◆ **Task directions**
Where the string "gesamte" occurs in the material below, report the whole line.

Saved data entries:
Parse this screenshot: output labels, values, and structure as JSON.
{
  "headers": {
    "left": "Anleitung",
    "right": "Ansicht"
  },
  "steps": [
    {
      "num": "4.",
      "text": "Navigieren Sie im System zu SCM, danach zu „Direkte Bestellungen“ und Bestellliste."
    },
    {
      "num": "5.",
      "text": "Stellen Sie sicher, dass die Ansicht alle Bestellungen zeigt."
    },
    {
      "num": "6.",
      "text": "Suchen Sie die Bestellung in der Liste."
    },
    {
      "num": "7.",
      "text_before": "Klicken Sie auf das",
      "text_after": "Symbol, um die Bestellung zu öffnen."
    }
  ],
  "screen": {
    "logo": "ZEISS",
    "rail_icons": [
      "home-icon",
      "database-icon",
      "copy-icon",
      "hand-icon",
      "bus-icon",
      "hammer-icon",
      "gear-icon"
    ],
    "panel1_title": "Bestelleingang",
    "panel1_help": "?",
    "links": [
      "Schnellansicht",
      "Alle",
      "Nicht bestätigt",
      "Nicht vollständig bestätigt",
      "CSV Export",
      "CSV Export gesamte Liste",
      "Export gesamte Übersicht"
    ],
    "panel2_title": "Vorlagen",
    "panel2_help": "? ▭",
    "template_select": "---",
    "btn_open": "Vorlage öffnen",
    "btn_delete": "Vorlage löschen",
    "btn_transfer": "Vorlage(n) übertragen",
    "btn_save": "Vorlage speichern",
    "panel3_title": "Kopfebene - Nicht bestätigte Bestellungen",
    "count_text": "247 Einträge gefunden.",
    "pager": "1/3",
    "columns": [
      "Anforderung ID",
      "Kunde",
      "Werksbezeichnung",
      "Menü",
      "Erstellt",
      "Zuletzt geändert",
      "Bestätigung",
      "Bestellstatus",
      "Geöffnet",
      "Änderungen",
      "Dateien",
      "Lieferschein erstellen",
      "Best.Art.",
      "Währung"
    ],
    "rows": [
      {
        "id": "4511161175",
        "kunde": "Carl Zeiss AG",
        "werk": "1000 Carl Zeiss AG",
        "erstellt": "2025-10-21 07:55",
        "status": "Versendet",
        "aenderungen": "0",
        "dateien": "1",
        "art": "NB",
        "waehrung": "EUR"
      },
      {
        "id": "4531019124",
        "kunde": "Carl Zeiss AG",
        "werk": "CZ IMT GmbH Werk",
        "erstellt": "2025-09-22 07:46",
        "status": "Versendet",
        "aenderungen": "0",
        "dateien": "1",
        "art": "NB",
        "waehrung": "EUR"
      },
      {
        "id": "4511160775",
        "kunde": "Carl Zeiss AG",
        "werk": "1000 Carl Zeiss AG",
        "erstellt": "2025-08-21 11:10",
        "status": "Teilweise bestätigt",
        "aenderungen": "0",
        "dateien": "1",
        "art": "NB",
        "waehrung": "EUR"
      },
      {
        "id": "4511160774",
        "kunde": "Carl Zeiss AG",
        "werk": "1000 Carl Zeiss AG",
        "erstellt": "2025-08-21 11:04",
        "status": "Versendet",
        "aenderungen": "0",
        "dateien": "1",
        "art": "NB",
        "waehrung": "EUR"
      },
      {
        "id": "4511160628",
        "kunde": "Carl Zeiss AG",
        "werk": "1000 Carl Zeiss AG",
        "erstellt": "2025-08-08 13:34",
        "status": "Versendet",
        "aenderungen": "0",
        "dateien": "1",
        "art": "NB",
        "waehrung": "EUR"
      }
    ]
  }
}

◆ **The result**
      "CSV Export gesamte Liste",
      "Export gesamte Übersicht"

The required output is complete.